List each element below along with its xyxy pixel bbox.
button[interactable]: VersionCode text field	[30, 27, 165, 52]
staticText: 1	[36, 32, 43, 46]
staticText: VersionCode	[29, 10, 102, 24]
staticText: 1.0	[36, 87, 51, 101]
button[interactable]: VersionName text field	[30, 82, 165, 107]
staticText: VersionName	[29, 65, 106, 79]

-.-.-

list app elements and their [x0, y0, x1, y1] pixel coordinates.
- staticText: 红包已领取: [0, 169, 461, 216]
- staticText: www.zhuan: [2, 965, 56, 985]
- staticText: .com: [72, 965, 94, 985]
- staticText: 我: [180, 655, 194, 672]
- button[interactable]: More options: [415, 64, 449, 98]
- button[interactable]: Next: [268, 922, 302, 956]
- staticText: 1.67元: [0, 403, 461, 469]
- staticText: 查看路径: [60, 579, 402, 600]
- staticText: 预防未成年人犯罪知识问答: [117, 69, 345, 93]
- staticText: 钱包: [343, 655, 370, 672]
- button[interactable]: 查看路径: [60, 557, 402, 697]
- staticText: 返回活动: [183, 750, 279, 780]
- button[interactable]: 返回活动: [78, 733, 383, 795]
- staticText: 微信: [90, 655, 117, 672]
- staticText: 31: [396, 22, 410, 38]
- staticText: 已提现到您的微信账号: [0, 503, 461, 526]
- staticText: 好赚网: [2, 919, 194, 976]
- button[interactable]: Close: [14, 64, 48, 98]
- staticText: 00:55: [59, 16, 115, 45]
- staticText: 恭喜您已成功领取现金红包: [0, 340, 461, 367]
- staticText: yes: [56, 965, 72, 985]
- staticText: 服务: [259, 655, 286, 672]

-.-.-

- **Your objective**
Rewrite the entries from the line containing "list app elements" through the line containing "- staticText: 查看路径: [60, 579, 402, 600]", substituting "Overflow menu" for "More options" and leaving everything else unchanged.

- **The solution**
list app elements and their [x0, y0, x1, y1] pixel coordinates.
- staticText: 红包已领取: [0, 169, 461, 216]
- staticText: www.zhuan: [2, 965, 56, 985]
- staticText: .com: [72, 965, 94, 985]
- staticText: 我: [180, 655, 194, 672]
- button[interactable]: Overflow menu: [415, 64, 449, 98]
- button[interactable]: Next: [268, 922, 302, 956]
- staticText: 1.67元: [0, 403, 461, 469]
- staticText: 查看路径: [60, 579, 402, 600]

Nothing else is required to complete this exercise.